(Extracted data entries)
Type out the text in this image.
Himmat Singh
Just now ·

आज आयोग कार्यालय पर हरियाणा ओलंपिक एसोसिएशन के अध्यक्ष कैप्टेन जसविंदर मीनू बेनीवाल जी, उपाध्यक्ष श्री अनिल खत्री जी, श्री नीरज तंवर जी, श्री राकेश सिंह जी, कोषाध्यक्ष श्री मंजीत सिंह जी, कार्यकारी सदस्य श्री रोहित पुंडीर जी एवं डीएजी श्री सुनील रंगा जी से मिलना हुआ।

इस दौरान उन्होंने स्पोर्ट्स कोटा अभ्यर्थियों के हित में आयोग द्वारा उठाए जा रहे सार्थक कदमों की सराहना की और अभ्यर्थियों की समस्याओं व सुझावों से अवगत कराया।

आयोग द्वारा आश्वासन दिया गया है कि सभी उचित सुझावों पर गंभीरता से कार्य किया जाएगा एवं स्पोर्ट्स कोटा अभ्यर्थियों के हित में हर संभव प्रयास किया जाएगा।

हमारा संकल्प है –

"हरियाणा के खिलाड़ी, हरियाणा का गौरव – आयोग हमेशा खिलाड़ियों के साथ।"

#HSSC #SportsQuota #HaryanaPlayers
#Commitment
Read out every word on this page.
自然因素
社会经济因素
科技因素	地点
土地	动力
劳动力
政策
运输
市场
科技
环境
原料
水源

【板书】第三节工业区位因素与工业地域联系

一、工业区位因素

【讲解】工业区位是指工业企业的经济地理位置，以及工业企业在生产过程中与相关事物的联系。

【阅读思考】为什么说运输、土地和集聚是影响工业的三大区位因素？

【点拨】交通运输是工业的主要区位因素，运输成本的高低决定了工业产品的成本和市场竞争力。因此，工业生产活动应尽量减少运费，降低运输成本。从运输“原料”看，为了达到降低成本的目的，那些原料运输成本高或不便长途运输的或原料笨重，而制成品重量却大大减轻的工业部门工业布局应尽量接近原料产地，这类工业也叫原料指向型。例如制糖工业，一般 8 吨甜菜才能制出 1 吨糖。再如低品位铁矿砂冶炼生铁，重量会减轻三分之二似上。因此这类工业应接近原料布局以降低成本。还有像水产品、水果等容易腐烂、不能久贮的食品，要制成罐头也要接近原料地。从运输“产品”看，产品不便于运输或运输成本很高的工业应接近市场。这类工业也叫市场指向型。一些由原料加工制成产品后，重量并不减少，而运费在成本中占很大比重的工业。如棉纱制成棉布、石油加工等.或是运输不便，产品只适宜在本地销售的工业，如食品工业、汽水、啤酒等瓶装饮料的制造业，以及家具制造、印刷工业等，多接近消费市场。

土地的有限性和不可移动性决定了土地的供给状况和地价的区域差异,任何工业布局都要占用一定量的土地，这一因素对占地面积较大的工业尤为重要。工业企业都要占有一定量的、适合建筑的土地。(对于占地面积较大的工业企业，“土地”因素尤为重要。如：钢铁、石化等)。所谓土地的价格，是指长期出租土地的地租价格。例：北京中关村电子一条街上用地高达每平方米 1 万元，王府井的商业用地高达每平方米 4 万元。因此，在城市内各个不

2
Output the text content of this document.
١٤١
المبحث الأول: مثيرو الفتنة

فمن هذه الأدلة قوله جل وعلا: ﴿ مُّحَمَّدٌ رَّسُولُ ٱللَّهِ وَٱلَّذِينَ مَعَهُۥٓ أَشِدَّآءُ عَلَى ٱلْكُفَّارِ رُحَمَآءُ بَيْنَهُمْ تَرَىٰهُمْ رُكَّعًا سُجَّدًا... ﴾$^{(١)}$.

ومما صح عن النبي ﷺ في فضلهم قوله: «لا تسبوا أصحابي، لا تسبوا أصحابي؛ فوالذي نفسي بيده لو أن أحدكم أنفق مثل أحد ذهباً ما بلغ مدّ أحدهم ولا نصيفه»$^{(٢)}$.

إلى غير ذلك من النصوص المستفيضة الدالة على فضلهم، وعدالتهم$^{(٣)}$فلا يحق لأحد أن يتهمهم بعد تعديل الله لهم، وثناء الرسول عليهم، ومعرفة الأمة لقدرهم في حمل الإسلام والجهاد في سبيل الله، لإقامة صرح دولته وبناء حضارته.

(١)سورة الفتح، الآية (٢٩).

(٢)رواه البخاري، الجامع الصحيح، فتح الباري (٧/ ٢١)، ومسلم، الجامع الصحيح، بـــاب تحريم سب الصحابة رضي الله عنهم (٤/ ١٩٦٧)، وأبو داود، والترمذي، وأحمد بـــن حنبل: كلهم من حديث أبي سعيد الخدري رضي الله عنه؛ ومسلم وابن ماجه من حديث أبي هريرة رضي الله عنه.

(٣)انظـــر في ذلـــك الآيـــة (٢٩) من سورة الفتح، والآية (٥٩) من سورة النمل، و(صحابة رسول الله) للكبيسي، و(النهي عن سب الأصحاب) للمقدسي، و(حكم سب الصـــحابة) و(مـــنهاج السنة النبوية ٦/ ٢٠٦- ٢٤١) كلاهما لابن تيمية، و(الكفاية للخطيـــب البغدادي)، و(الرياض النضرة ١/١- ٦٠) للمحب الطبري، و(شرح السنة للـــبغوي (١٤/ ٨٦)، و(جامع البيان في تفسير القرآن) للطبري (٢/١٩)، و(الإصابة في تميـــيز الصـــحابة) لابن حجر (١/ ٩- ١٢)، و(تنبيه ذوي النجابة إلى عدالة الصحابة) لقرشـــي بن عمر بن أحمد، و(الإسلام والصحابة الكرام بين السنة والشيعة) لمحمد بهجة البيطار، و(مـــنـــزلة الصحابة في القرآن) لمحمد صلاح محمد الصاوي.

# Problem description:
Return each line with "this".

# Exercise solution:
Type out the text in this image.
Read out every word on this page.
Output the text content of this document.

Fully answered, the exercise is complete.